:: EXERCISE BRIEF ::
Which lines hold the word "настоящем"? Show each of them.

:: Items from a dataset ::
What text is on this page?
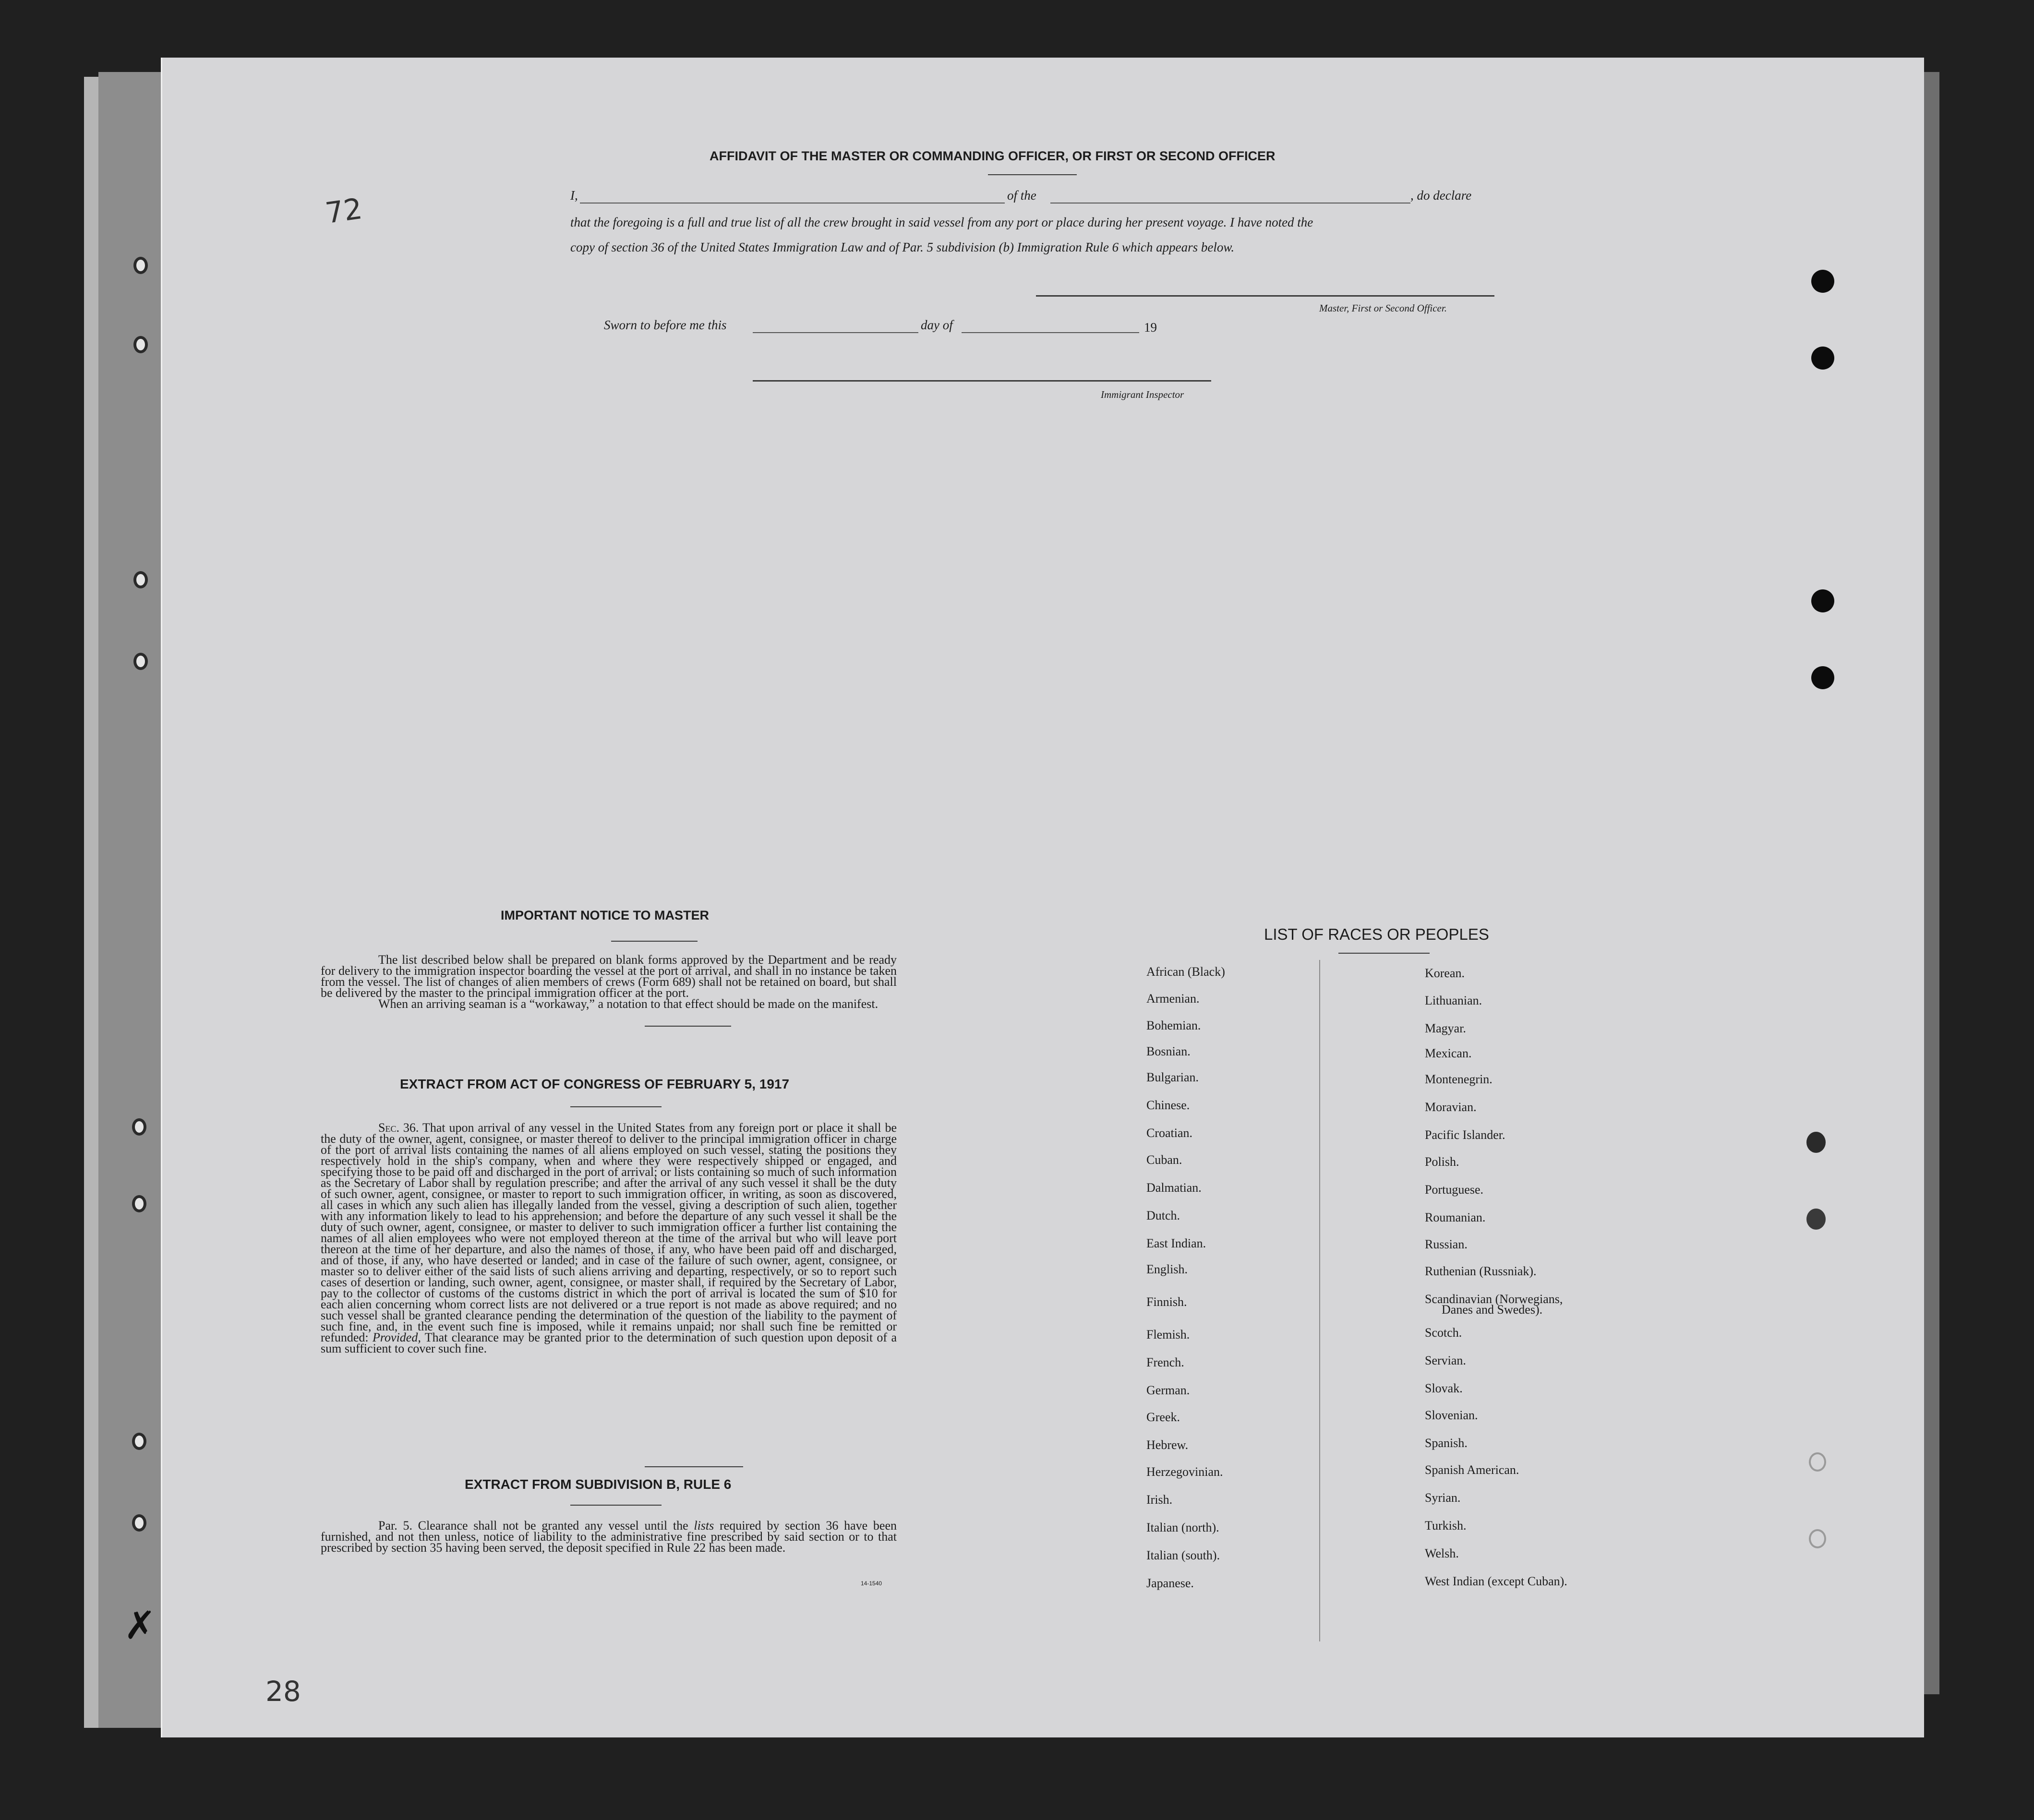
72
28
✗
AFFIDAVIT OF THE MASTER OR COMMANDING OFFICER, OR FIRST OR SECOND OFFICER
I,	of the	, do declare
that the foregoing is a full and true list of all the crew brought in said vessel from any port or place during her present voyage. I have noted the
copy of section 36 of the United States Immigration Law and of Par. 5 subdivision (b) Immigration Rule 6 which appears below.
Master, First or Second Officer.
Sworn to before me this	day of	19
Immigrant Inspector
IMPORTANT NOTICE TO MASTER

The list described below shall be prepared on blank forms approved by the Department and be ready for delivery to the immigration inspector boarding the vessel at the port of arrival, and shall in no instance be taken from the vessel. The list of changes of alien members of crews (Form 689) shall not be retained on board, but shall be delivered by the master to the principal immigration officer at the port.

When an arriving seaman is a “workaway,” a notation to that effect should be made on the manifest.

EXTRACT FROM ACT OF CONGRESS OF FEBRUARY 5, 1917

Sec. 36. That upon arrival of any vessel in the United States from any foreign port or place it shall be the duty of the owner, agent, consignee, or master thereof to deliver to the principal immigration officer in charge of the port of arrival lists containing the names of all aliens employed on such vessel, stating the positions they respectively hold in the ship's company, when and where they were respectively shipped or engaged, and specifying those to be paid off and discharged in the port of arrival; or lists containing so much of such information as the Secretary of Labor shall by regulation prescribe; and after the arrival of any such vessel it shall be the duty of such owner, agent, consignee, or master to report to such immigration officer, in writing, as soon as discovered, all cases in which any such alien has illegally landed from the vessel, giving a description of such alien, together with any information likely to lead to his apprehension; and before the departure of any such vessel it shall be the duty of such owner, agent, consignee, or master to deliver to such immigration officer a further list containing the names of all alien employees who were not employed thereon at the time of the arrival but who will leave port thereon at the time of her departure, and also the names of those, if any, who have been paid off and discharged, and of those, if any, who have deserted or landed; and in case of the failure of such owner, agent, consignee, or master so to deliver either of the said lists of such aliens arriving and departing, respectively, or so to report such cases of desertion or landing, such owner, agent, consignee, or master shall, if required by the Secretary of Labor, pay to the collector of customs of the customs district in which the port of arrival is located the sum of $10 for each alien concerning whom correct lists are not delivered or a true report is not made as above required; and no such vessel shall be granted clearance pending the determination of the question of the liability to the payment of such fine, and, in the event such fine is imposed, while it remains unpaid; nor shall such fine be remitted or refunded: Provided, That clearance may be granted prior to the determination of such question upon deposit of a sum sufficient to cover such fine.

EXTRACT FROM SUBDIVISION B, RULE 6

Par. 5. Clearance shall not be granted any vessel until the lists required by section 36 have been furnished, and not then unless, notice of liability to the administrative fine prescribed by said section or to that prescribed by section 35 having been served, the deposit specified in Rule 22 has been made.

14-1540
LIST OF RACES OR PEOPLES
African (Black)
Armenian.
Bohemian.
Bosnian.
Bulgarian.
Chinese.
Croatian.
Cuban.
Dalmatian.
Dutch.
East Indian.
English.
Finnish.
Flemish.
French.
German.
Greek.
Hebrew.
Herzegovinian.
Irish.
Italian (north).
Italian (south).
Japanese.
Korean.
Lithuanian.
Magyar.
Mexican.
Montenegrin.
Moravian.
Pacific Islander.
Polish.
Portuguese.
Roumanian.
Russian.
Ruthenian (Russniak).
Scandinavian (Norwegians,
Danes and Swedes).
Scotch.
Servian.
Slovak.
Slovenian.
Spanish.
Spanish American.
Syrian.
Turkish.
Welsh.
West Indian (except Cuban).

* * *

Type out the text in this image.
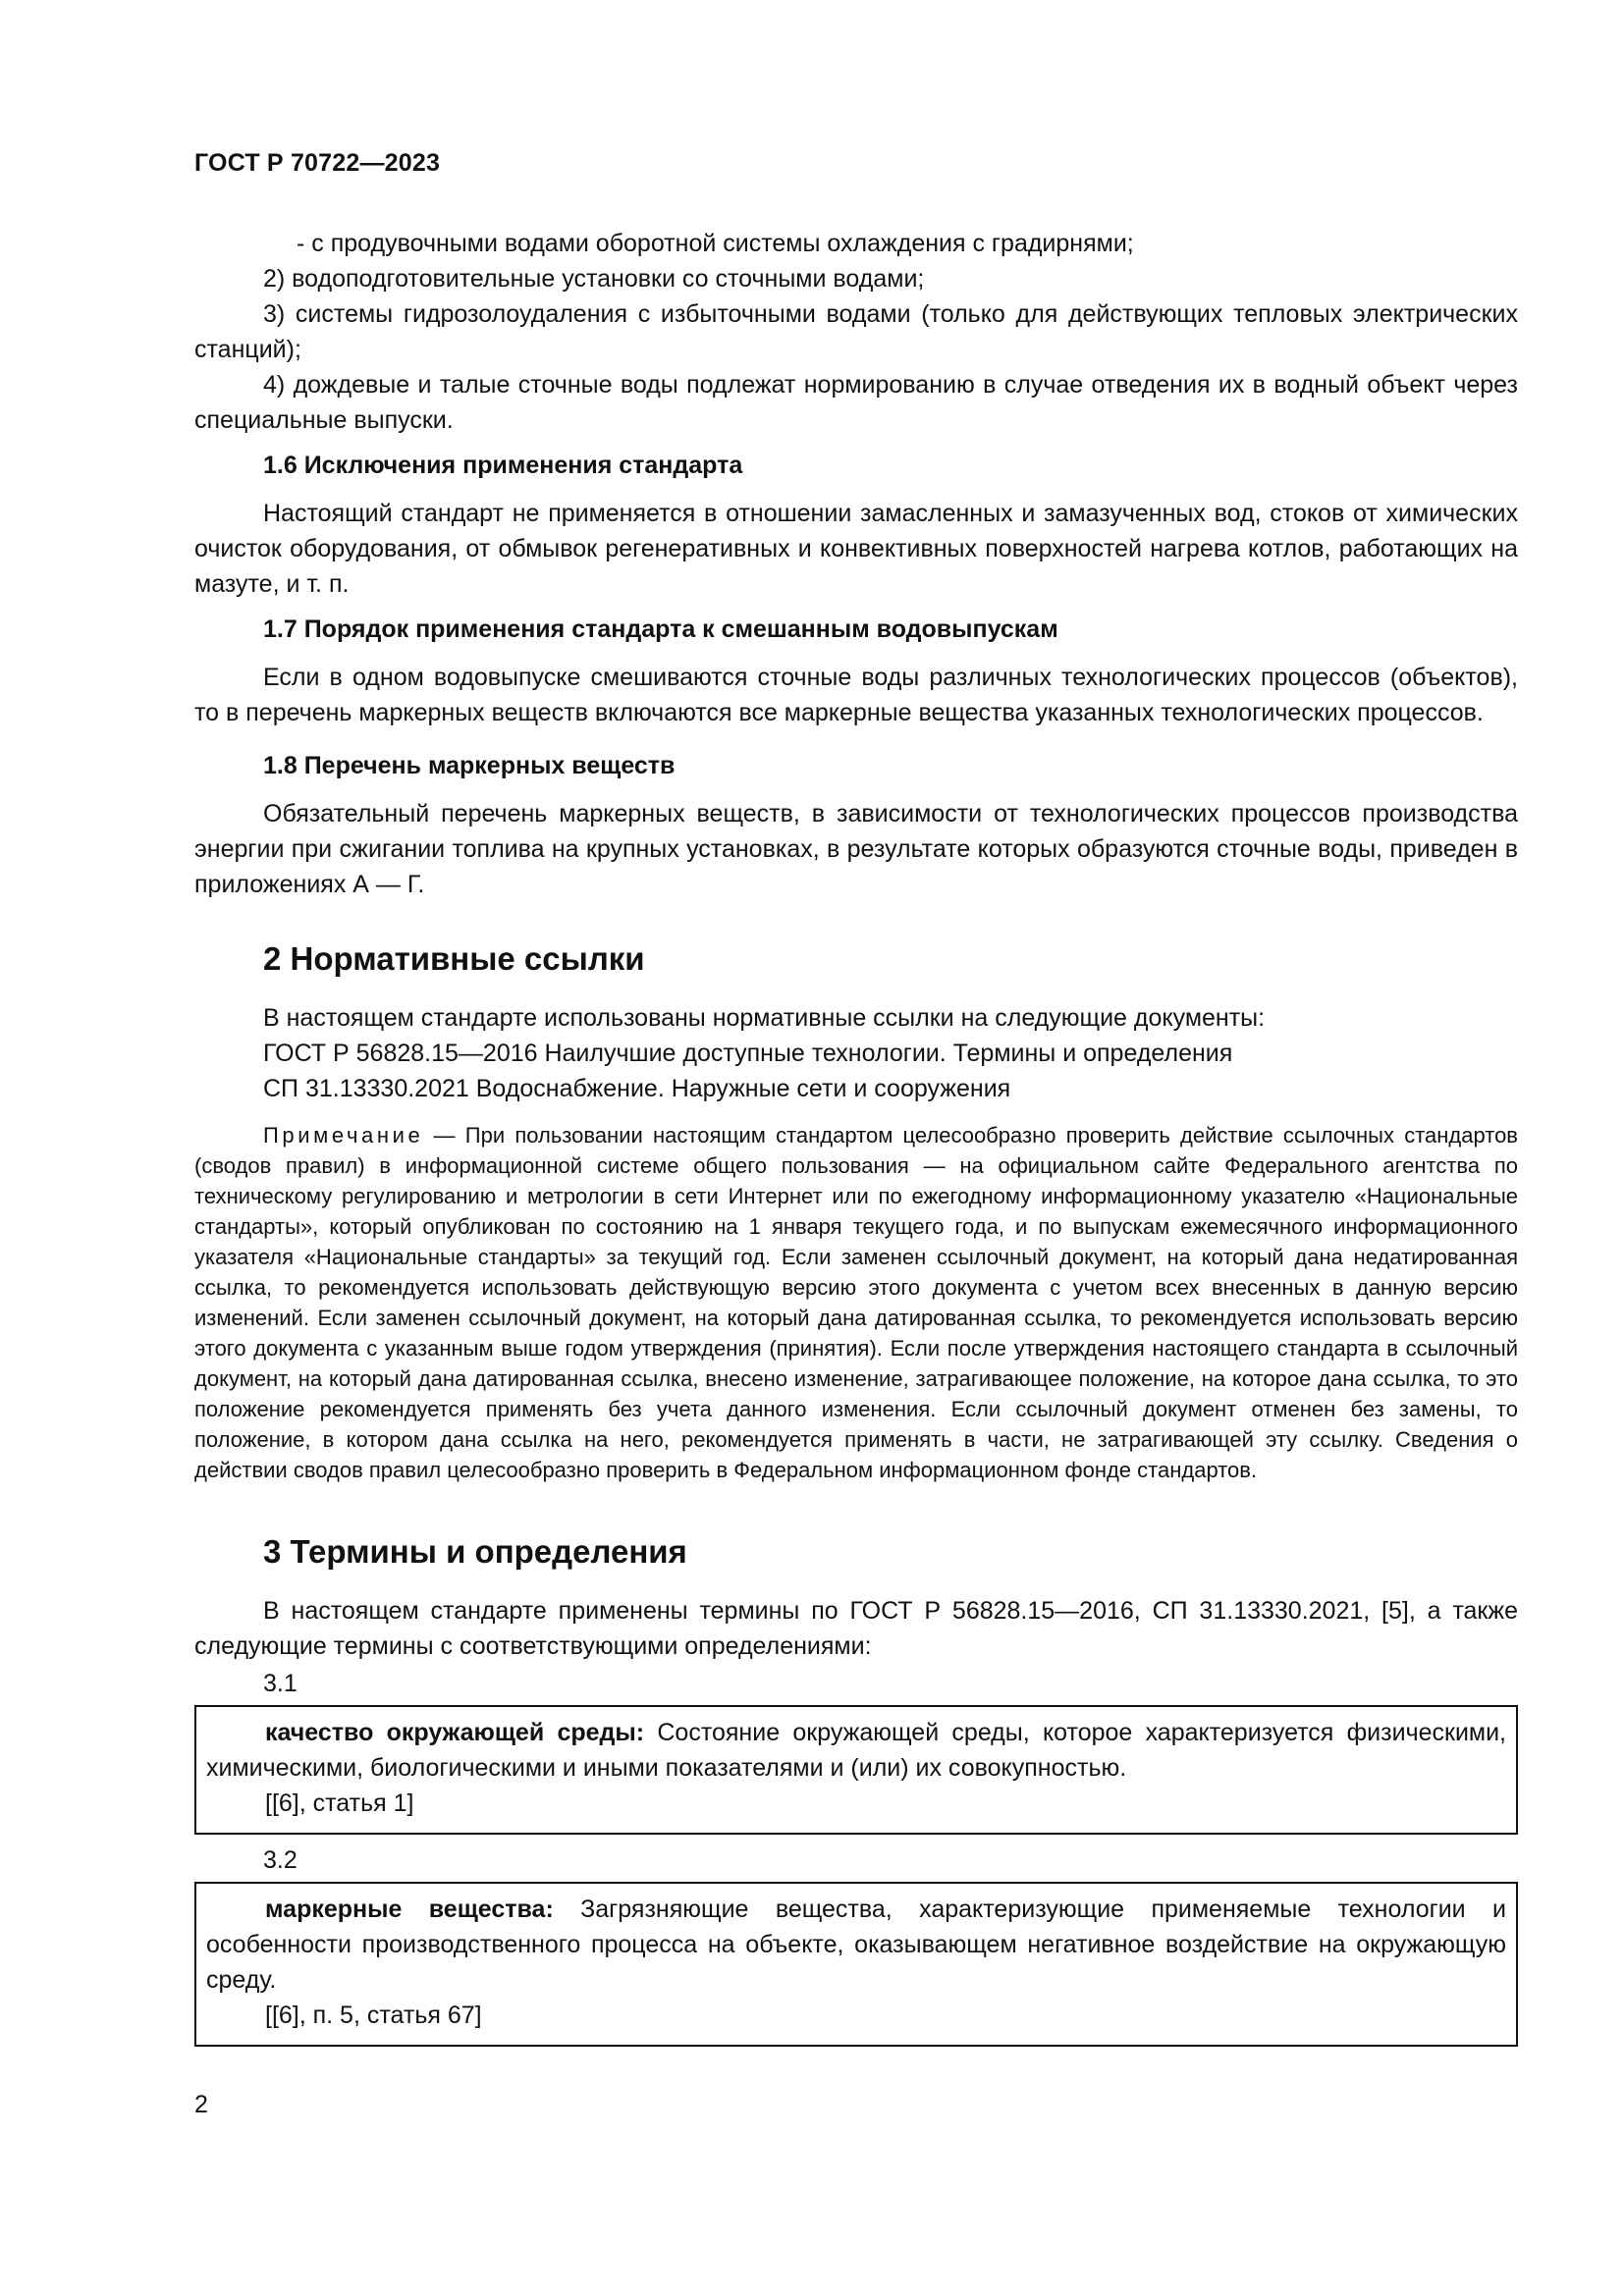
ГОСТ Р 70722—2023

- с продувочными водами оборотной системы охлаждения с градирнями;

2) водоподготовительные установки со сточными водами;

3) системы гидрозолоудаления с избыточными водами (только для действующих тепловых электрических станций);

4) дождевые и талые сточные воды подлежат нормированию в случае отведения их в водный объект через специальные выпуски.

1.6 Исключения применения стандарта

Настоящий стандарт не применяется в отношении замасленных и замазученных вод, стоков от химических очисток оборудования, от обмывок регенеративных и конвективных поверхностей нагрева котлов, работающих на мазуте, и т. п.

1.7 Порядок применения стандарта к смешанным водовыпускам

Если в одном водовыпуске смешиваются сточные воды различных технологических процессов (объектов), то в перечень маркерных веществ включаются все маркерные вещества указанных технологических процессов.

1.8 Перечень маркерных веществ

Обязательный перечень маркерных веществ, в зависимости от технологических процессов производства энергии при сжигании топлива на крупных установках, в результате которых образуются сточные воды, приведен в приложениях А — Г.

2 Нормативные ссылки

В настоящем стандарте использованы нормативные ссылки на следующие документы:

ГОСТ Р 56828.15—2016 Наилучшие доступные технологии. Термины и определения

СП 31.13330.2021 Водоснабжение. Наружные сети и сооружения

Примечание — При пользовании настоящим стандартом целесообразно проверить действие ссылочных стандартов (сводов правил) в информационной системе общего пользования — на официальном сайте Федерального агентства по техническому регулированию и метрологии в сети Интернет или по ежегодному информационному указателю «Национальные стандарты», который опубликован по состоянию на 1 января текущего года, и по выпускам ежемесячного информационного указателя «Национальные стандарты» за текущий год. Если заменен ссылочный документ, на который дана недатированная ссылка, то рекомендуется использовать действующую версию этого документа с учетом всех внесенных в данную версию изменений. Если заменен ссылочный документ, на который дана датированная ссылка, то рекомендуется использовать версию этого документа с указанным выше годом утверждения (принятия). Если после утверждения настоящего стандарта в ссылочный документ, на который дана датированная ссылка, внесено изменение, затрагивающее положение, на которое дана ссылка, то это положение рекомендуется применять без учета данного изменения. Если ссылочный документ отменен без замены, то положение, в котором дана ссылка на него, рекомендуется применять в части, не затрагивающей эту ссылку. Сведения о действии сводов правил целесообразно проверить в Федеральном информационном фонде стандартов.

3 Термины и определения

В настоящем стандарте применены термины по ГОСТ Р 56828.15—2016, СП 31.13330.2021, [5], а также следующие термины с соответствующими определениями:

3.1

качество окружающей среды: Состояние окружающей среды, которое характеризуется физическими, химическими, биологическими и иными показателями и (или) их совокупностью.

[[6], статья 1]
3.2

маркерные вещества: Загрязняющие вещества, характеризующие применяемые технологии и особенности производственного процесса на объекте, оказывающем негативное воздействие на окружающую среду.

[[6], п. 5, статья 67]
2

:: OUTPUT BELOW ::
В настоящем стандарте использованы нормативные ссылки на следующие документы:
В настоящем стандарте применены термины по ГОСТ Р 56828.15—2016, СП 31.13330.2021, [5], а также следующие термины с соответствующими определениями:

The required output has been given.